-- start Exercise material --
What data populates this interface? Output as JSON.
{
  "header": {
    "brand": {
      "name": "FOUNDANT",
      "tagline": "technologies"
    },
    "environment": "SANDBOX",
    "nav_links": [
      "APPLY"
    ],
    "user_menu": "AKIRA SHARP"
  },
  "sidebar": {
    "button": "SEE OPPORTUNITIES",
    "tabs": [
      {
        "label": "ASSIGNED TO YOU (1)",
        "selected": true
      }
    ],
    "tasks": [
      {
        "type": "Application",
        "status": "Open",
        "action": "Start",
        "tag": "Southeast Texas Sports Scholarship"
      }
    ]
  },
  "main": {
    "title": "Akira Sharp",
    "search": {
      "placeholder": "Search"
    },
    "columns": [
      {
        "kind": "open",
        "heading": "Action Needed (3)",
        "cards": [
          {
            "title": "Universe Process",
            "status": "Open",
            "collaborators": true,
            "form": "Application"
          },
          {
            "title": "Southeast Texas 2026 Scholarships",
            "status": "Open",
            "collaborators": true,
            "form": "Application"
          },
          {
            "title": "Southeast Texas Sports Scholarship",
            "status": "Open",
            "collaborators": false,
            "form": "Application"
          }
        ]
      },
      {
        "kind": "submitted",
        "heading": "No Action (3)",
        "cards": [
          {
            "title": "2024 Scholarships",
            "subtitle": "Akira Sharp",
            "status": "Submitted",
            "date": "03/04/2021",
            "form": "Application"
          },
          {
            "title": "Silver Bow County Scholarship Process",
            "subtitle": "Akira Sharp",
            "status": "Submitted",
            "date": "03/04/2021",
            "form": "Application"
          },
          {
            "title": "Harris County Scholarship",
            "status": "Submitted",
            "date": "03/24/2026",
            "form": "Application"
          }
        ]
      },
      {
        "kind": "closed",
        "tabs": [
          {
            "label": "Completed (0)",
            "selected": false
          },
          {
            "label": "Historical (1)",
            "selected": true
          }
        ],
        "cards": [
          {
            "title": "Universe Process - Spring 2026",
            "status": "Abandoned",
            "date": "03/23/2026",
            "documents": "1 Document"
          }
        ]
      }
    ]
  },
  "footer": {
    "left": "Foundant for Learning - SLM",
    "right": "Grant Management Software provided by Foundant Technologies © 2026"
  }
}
-- end Exercise material --
Write each line above out exactly.

What data populates this interface? Output as JSON.
{
  "header": {
    "brand": {
      "name": "FOUNDANT",
      "tagline": "technologies"
    },
    "environment": "SANDBOX",
    "nav_links": [
      "APPLY"
    ],
    "user_menu": "AKIRA SHARP"
  },
  "sidebar": {
    "button": "SEE OPPORTUNITIES",
    "tabs": [
      {
        "label": "ASSIGNED TO YOU (1)",
        "selected": true
      }
    ],
    "tasks": [
      {
        "type": "Application",
        "status": "Open",
        "action": "Start",
        "tag": "Southeast Texas Sports Scholarship"
      }
    ]
  },
  "main": {
    "title": "Akira Sharp",
    "search": {
      "placeholder": "Search"
    },
    "columns": [
      {
        "kind": "open",
        "heading": "Action Needed (3)",
        "cards": [
          {
            "title": "Universe Process",
            "status": "Open",
            "collaborators": true,
            "form": "Application"
          },
          {
            "title": "Southeast Texas 2026 Scholarships",
            "status": "Open",
            "collaborators": true,
            "form": "Application"
          },
          {
            "title": "Southeast Texas Sports Scholarship",
            "status": "Open",
            "collaborators": false,
            "form": "Application"
          }
        ]
      },
      {
        "kind": "submitted",
        "heading": "No Action (3)",
        "cards": [
          {
            "title": "2024 Scholarships",
            "subtitle": "Akira Sharp",
            "status": "Submitted",
            "date": "03/04/2021",
            "form": "Application"
          },
          {
            "title": "Silver Bow County Scholarship Process",
            "subtitle": "Akira Sharp",
            "status": "Submitted",
            "date": "03/04/2021",
            "form": "Application"
          },
          {
            "title": "Harris County Scholarship",
            "status": "Submitted",
            "date": "03/24/2026",
            "form": "Application"
          }
        ]
      },
      {
        "kind": "closed",
        "tabs": [
          {
            "label": "Completed (0)",
            "selected": false
          },
          {
            "label": "Historical (1)",
            "selected": true
          }
        ],
        "cards": [
          {
            "title": "Universe Process - Spring 2026",
            "status": "Abandoned",
            "date": "03/23/2026",
            "documents": "1 Document"
          }
        ]
      }
    ]
  },
  "footer": {
    "left": "Foundant for Learning - SLM",
    "right": "Grant Management Software provided by Foundant Technologies © 2026"
  }
}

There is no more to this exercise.